#### [Problem description]
Locate all lines with the word "煤矿应急救援必读". Copy them.

#### [Supplied entries]

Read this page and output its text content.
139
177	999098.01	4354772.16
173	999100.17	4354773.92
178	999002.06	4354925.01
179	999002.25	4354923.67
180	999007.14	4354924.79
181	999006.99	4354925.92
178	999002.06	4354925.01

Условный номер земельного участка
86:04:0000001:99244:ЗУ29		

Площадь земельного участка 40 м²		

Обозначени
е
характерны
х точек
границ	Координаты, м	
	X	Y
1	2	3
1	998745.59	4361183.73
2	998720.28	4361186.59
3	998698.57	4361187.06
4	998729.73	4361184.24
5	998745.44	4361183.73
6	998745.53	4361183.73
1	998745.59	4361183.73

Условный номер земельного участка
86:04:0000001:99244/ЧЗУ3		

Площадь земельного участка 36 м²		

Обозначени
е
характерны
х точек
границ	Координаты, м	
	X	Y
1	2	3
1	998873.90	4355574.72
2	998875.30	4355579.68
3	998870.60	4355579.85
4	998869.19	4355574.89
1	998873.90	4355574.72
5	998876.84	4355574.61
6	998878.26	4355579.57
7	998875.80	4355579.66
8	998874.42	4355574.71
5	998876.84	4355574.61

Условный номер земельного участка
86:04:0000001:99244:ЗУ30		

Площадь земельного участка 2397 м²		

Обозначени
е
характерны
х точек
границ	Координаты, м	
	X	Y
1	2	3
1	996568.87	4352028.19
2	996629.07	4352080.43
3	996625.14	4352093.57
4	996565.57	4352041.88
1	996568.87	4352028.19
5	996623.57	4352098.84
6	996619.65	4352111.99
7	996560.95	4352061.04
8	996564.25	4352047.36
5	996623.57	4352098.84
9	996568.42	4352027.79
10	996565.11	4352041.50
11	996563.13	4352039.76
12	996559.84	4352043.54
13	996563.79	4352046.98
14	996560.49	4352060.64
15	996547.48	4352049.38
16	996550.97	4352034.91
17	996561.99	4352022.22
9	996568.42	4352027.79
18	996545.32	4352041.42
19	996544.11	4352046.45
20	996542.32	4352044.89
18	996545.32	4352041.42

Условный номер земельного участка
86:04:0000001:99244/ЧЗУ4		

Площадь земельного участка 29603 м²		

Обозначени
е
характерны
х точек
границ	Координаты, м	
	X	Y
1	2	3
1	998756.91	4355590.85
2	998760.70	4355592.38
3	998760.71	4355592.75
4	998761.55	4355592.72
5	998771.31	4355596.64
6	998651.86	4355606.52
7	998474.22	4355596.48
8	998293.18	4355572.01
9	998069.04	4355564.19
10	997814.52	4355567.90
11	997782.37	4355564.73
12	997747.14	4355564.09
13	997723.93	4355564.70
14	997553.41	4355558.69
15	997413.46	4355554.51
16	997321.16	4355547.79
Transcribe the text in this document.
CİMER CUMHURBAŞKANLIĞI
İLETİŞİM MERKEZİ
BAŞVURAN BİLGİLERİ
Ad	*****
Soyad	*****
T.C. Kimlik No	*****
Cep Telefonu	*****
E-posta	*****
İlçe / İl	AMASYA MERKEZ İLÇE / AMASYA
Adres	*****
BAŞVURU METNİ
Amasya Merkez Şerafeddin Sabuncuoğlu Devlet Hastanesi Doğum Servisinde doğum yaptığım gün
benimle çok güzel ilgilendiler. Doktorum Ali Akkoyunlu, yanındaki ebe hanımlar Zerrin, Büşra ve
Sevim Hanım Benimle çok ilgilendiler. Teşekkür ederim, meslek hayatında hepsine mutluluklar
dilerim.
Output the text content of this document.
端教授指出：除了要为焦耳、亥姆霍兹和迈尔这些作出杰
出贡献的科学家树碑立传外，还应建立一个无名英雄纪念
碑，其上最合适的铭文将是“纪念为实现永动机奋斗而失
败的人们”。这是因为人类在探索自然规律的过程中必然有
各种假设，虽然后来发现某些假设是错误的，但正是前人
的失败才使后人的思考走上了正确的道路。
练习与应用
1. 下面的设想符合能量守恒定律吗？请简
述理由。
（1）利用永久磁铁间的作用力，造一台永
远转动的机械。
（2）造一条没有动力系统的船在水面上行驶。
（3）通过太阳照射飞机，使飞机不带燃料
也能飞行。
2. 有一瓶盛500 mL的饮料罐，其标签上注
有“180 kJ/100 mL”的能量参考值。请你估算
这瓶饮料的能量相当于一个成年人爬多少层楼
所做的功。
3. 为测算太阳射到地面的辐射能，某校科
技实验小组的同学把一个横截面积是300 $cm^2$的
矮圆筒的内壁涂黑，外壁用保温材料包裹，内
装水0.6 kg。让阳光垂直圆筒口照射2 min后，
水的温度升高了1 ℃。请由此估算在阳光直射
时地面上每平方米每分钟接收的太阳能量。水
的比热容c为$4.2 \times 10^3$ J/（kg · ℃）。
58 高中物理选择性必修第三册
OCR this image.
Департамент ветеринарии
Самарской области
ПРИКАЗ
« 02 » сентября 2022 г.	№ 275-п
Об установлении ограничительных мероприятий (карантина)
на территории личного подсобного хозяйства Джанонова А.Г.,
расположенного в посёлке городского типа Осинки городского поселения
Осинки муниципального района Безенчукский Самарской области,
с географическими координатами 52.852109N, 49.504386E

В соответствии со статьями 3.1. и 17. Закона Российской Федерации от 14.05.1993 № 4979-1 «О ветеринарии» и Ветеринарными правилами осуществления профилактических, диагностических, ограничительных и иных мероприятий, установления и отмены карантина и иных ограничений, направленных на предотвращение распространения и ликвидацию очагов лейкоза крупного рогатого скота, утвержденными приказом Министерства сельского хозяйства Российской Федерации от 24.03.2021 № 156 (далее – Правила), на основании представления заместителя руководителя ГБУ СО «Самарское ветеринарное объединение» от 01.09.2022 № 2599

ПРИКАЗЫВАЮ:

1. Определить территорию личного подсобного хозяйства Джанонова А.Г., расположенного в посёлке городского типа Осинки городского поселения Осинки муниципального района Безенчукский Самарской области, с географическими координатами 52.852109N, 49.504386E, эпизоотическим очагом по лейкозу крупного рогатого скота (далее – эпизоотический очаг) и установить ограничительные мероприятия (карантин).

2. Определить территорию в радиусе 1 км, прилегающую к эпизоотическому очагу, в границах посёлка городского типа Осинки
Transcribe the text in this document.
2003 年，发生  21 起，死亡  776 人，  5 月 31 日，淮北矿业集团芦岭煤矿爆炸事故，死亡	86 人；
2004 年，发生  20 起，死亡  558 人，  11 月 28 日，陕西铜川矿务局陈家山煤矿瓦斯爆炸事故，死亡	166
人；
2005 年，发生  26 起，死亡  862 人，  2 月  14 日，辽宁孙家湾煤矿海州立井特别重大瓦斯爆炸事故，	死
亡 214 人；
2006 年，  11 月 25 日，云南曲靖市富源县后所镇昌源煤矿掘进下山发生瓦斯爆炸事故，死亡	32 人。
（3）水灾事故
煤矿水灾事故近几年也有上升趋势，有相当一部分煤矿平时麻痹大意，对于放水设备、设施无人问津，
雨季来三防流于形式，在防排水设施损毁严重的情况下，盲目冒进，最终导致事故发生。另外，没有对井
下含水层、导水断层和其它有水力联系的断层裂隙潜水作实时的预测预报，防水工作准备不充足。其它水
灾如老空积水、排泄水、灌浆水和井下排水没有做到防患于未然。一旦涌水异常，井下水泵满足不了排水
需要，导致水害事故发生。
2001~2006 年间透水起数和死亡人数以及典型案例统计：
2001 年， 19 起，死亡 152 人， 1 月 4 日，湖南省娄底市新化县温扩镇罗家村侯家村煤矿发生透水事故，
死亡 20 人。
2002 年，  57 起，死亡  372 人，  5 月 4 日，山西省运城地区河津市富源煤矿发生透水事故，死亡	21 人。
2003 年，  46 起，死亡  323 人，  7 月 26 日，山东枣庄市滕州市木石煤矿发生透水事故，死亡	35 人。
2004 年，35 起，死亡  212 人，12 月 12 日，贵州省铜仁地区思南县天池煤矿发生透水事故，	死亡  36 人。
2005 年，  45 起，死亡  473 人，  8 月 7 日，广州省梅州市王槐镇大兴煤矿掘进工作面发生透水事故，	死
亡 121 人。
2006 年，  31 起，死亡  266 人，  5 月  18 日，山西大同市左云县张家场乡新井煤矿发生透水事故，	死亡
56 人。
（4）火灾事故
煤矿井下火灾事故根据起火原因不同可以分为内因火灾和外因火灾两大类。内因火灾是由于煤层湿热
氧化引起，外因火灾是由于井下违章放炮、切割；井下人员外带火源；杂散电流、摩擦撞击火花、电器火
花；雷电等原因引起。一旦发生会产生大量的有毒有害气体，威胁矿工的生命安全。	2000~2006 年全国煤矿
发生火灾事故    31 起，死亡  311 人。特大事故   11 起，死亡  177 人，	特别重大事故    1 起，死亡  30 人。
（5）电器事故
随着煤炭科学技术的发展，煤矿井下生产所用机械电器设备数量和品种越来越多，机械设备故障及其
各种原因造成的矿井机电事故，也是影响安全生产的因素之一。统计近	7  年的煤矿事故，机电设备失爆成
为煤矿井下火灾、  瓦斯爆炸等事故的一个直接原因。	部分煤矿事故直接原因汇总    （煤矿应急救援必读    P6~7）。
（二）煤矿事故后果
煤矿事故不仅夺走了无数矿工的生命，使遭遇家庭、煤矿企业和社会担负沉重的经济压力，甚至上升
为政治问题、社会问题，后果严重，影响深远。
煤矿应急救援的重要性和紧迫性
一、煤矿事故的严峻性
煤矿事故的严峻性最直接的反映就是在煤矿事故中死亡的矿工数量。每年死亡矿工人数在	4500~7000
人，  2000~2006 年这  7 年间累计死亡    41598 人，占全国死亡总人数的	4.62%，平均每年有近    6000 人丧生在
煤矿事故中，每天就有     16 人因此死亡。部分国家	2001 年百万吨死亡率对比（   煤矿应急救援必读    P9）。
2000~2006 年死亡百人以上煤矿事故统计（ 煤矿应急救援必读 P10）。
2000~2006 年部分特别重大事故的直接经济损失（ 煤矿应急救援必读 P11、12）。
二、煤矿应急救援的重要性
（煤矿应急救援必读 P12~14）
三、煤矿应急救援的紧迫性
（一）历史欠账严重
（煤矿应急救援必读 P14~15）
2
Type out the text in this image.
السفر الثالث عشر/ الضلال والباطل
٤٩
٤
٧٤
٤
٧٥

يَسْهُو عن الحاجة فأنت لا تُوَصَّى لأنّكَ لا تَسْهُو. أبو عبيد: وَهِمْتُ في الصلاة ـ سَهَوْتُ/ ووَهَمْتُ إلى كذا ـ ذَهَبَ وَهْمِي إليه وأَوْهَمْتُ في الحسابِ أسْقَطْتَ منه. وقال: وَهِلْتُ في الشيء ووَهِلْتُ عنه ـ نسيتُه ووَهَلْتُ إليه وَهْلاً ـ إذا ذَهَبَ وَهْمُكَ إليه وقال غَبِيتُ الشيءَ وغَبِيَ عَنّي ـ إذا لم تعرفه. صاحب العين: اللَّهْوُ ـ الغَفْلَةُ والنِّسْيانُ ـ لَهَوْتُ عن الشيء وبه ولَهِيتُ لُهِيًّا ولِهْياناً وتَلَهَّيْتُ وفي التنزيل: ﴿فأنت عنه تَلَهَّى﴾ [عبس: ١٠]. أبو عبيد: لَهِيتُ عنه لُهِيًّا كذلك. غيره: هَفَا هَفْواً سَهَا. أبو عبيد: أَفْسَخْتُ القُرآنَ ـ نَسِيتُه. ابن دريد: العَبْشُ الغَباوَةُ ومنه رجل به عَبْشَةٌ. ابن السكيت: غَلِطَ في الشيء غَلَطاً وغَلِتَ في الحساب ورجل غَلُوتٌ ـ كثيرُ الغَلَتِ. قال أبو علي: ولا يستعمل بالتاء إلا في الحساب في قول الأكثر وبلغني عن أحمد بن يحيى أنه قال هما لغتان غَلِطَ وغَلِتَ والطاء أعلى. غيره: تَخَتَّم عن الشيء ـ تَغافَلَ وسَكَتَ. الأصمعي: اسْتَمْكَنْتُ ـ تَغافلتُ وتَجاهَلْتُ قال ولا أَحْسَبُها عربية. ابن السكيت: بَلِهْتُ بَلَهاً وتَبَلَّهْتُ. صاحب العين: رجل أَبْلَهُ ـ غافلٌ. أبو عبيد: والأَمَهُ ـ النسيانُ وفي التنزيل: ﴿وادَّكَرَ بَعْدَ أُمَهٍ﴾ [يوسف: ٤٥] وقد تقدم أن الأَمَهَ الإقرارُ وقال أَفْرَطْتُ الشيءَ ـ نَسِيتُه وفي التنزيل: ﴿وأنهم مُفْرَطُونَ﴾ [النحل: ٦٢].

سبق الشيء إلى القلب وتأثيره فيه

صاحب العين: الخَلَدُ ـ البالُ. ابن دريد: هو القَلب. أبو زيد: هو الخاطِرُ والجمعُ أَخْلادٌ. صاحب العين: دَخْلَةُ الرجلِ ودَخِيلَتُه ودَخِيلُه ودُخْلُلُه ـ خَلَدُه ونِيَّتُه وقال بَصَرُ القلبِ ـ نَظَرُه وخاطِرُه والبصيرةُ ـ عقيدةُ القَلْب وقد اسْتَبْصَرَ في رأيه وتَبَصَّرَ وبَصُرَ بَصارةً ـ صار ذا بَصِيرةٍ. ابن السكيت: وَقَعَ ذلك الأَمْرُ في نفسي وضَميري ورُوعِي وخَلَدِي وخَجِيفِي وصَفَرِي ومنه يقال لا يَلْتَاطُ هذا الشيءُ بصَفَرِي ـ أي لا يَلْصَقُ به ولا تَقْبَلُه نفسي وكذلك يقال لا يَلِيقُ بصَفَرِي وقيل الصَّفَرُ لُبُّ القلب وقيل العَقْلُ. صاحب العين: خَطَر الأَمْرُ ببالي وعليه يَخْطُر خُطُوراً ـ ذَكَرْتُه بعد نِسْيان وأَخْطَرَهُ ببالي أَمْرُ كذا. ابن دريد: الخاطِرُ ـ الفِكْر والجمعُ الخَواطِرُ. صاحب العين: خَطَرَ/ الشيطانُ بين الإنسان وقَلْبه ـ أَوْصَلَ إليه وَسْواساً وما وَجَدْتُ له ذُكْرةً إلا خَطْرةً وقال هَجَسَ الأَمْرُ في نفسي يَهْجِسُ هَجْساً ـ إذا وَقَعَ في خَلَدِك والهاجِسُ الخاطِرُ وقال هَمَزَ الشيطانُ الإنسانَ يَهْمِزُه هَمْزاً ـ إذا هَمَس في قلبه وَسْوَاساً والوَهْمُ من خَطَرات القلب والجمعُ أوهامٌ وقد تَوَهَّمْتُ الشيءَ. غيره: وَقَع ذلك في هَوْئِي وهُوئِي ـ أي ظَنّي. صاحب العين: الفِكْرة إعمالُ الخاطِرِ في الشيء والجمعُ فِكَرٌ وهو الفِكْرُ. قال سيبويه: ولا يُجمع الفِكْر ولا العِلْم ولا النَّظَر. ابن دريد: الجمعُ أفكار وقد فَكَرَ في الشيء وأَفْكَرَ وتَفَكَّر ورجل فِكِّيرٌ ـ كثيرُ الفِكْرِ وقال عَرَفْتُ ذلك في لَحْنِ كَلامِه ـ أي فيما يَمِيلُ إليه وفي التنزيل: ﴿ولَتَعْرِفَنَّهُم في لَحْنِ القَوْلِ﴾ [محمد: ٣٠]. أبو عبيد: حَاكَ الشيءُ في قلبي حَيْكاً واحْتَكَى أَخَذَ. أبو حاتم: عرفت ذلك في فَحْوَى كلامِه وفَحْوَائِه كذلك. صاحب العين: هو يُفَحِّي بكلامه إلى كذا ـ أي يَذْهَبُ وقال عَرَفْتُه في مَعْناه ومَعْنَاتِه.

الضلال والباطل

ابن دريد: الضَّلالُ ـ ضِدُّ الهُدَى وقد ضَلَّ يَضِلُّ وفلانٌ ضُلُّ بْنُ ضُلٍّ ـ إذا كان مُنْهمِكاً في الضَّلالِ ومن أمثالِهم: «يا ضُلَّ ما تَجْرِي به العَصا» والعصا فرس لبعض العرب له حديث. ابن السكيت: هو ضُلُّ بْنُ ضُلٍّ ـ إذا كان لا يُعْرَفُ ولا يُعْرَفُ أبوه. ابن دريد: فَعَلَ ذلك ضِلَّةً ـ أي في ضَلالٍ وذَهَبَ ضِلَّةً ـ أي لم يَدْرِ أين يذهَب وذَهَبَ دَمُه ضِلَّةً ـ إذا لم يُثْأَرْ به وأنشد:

#### [Complete answer]
为煤矿井下火灾、  瓦斯爆炸等事故的一个直接原因。	部分煤矿事故直接原因汇总    （煤矿应急救援必读    P6~7）。
煤矿事故中，每天就有     16 人因此死亡。部分国家	2001 年百万吨死亡率对比（   煤矿应急救援必读    P9）。
2000~2006 年死亡百人以上煤矿事故统计（ 煤矿应急救援必读 P10）。
2000~2006 年部分特别重大事故的直接经济损失（ 煤矿应急救援必读 P11、12）。
（煤矿应急救援必读 P12~14）
（煤矿应急救援必读 P14~15）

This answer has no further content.